↓↓↓

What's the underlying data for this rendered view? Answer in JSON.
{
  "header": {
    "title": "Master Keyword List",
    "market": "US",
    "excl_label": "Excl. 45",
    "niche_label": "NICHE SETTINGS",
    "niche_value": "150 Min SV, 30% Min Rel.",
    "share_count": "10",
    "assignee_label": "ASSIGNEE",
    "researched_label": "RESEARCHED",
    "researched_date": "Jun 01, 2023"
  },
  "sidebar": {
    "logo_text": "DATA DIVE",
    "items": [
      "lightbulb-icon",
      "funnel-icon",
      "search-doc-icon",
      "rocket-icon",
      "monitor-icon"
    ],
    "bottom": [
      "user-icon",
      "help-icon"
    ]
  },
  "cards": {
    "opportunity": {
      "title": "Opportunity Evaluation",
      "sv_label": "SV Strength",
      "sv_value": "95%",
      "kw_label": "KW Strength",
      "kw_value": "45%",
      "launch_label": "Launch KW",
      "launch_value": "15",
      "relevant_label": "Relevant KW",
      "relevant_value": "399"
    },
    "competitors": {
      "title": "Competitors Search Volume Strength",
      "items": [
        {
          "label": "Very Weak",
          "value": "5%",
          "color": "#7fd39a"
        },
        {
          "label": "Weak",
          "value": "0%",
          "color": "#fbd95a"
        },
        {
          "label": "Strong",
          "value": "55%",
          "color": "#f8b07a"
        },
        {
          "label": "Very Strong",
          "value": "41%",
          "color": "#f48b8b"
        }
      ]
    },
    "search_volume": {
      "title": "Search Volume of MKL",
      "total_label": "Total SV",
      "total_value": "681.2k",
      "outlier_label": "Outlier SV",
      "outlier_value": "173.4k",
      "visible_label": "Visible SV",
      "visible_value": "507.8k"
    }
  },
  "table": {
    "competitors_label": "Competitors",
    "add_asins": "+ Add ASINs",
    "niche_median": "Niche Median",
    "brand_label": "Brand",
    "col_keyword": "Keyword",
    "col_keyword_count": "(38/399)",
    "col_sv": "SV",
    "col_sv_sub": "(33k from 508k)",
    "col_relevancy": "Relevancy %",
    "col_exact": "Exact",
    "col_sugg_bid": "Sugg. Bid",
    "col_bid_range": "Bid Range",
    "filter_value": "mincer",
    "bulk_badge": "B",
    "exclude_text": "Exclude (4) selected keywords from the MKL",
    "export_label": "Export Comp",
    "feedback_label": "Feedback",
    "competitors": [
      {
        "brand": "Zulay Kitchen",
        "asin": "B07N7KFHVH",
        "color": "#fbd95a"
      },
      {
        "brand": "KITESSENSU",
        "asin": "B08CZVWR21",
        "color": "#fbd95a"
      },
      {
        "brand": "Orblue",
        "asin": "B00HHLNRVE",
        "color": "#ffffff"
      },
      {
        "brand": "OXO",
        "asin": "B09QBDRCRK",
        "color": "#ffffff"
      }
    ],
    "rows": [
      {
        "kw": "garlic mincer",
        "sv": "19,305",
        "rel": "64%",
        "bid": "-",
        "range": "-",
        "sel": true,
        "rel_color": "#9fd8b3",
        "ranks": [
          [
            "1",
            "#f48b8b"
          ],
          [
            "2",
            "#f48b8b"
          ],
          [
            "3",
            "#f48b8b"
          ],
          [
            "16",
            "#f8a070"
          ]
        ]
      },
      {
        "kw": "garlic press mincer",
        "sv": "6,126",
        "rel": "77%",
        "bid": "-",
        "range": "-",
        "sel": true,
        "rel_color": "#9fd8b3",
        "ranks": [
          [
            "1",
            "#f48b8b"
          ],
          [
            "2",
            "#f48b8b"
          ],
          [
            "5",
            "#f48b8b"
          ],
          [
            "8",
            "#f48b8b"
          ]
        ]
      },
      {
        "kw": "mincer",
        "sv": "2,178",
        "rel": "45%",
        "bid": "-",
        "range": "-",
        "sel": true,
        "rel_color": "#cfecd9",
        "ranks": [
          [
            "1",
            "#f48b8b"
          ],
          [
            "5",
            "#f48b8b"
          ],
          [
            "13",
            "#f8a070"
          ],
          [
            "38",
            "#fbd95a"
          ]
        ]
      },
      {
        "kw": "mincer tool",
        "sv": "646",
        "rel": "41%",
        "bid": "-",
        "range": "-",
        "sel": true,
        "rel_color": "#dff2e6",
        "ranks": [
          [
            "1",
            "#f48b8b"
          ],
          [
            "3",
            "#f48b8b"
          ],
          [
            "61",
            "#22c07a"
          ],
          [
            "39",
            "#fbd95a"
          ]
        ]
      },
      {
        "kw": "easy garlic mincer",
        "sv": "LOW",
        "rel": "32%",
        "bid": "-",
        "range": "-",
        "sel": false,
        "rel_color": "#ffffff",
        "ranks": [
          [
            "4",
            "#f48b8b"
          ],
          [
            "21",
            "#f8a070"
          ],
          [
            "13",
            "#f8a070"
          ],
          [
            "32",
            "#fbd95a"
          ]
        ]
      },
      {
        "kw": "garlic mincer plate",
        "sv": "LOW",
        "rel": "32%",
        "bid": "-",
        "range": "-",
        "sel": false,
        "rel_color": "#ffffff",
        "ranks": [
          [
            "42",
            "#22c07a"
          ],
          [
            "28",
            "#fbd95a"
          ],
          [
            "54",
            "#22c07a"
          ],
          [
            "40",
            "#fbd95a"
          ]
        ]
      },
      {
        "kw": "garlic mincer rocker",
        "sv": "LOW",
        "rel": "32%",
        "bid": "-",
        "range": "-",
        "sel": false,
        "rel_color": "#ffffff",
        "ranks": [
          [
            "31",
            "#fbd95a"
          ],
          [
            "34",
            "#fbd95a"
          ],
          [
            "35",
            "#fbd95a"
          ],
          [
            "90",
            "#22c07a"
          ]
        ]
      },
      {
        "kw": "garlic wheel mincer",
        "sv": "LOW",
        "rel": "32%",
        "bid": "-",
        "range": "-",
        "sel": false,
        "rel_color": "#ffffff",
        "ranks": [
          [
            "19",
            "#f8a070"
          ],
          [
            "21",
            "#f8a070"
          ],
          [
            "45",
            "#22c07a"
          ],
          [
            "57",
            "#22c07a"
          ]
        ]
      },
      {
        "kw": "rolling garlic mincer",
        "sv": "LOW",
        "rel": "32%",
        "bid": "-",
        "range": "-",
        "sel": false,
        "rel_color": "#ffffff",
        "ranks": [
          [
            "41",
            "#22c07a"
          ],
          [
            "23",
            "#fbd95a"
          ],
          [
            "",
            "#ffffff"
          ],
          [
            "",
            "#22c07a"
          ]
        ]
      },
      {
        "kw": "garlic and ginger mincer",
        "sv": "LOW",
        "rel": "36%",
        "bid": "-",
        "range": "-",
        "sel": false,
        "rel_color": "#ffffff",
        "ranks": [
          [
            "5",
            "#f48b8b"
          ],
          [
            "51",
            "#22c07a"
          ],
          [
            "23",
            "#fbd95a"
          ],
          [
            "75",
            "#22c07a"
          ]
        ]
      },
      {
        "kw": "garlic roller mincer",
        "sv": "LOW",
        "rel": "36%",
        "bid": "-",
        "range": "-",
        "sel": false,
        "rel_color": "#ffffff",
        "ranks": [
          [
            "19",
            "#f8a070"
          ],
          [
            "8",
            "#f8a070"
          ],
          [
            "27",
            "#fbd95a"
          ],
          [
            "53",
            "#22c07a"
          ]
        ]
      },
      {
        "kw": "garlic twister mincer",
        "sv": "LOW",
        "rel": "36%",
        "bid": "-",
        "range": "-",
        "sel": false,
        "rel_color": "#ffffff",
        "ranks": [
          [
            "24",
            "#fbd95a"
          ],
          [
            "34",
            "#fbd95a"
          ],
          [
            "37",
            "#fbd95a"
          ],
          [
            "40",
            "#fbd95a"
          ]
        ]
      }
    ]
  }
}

↑↑↑

### Stated task
Go through the listing above and list every line that has the word "title".

### Response
    "title": "Master Keyword List",
      "title": "Opportunity Evaluation",
      "title": "Competitors Search Volume Strength",
      "title": "Search Volume of MKL",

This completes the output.